Data entries:

↓↓↓

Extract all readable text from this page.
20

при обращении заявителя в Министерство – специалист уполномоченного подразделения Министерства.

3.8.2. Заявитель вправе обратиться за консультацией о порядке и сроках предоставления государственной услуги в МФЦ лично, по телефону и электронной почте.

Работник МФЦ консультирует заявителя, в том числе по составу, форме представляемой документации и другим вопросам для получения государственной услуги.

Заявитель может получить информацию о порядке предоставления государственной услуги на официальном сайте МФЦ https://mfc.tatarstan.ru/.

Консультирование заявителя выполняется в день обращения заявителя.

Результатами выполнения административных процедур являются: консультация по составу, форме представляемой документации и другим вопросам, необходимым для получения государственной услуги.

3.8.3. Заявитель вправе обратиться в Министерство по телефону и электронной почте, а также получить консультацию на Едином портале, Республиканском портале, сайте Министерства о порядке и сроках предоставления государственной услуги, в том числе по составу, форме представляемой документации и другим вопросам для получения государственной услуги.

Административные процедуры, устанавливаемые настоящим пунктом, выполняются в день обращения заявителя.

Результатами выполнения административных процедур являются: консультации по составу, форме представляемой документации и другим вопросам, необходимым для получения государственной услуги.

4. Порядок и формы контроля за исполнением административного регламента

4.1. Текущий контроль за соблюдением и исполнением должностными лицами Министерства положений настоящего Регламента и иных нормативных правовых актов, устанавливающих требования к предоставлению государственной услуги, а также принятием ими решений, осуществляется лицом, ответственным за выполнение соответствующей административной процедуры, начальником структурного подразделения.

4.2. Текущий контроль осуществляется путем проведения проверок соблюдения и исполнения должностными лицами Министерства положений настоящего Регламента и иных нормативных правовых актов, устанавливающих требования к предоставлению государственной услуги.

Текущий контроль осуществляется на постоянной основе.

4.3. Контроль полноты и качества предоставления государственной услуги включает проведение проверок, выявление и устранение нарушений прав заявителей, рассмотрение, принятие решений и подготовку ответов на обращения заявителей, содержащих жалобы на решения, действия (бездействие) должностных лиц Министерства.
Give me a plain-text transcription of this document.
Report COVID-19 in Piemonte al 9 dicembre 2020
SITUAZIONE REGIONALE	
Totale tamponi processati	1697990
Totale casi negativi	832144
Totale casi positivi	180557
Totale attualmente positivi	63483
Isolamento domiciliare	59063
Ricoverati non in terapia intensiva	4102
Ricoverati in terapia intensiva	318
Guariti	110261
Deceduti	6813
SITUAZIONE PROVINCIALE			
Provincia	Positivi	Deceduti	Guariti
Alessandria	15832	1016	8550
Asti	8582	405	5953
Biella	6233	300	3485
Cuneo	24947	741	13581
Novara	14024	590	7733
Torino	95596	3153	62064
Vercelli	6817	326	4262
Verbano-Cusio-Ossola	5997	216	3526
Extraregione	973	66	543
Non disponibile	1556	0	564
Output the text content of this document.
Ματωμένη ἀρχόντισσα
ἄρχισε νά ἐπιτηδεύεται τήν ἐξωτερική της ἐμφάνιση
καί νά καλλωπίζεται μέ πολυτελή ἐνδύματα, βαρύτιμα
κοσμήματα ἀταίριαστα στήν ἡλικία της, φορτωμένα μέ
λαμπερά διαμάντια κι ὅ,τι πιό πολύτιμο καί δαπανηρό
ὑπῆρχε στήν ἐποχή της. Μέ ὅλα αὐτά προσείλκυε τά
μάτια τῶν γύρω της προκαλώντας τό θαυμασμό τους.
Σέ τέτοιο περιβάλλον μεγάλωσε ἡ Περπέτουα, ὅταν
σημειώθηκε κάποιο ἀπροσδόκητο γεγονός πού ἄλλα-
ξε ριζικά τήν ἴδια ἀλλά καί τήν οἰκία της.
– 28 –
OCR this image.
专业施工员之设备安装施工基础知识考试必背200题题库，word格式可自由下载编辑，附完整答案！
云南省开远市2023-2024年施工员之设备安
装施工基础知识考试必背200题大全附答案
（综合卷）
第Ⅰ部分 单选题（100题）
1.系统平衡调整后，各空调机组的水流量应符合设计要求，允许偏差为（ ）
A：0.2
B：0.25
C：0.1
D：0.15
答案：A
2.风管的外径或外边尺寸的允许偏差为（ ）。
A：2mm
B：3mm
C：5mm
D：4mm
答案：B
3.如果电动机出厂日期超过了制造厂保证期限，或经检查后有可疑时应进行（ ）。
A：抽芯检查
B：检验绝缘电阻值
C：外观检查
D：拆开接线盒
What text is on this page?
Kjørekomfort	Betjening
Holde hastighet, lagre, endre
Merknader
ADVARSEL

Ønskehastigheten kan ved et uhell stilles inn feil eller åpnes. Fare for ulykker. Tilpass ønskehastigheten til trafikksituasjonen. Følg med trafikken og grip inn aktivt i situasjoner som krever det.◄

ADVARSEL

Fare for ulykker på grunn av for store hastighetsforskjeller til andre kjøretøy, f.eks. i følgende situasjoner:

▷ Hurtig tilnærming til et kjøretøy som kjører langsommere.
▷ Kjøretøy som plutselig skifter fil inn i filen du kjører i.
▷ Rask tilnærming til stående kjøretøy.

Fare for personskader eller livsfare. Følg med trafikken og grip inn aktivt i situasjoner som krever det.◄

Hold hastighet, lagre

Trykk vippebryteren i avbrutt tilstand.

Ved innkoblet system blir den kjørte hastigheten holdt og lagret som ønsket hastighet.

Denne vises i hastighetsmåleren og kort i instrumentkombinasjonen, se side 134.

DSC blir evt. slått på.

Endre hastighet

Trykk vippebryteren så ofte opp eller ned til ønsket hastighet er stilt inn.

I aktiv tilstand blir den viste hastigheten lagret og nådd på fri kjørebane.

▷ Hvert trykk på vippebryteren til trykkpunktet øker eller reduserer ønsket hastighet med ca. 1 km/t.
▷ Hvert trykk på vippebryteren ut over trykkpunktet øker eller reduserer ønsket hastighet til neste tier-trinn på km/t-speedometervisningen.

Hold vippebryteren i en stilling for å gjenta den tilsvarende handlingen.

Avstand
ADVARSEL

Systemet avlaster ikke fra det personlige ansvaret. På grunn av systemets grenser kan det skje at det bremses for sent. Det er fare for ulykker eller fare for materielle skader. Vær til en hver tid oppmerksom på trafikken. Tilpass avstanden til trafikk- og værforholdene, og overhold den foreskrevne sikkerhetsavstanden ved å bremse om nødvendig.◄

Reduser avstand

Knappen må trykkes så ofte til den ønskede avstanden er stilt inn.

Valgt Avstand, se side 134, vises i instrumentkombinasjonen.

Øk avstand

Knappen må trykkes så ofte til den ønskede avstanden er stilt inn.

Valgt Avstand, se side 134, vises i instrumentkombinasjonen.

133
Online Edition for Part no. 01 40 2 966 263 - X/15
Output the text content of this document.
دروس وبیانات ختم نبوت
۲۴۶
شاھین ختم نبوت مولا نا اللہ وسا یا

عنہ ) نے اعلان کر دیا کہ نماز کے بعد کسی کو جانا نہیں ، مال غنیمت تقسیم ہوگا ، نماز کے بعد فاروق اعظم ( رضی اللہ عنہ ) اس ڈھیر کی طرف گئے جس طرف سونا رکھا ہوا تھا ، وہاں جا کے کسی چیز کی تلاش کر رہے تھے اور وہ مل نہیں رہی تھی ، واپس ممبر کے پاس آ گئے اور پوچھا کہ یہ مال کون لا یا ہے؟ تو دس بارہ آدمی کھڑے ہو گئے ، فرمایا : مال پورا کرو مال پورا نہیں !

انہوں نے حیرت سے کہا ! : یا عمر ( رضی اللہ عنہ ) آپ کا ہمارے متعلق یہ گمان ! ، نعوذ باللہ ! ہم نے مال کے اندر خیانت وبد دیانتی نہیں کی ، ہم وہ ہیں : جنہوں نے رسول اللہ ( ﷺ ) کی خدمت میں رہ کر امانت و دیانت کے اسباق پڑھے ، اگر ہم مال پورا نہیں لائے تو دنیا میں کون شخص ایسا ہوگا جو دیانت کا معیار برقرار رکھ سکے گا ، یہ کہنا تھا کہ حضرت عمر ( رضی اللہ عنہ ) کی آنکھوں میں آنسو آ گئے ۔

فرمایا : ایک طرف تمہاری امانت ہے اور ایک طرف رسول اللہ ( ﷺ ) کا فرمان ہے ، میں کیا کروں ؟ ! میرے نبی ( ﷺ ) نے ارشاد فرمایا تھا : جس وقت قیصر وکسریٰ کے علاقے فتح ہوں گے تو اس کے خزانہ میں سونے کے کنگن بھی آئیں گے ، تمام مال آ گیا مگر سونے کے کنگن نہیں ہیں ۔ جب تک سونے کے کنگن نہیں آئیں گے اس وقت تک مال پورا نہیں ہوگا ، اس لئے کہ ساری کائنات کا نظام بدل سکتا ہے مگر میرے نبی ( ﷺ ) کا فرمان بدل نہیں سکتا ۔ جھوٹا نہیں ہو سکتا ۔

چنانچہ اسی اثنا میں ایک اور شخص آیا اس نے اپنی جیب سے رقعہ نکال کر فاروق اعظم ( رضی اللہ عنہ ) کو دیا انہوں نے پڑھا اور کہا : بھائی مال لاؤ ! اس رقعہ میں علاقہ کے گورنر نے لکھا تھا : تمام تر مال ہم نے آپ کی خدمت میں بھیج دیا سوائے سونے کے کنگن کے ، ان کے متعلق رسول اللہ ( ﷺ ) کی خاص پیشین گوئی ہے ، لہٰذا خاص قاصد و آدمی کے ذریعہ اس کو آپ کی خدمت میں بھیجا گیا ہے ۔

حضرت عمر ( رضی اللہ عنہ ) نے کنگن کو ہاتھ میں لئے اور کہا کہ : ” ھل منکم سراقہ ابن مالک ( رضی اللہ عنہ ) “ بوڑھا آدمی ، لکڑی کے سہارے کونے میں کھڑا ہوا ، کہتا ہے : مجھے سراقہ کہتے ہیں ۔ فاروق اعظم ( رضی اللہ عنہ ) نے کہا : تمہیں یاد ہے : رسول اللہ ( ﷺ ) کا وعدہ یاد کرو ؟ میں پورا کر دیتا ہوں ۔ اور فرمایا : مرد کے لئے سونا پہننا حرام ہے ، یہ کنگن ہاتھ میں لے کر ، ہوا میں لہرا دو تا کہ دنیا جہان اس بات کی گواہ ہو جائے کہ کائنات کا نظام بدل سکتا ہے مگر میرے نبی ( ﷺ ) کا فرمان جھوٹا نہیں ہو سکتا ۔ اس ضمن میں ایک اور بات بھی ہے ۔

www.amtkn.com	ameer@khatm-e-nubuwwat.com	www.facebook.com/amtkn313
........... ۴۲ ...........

↑↑↑

*GIVEN PROBLEM*. Using the data above, copy each line that contains "reduserer".

*RESPONSE TO THIS TASK*.
▷ Hvert trykk på vippebryteren til trykkpunktet øker eller reduserer ønsket hastighet med ca. 1 km/t.
▷ Hvert trykk på vippebryteren ut over trykkpunktet øker eller reduserer ønsket hastighet til neste tier-trinn på km/t-speedometervisningen.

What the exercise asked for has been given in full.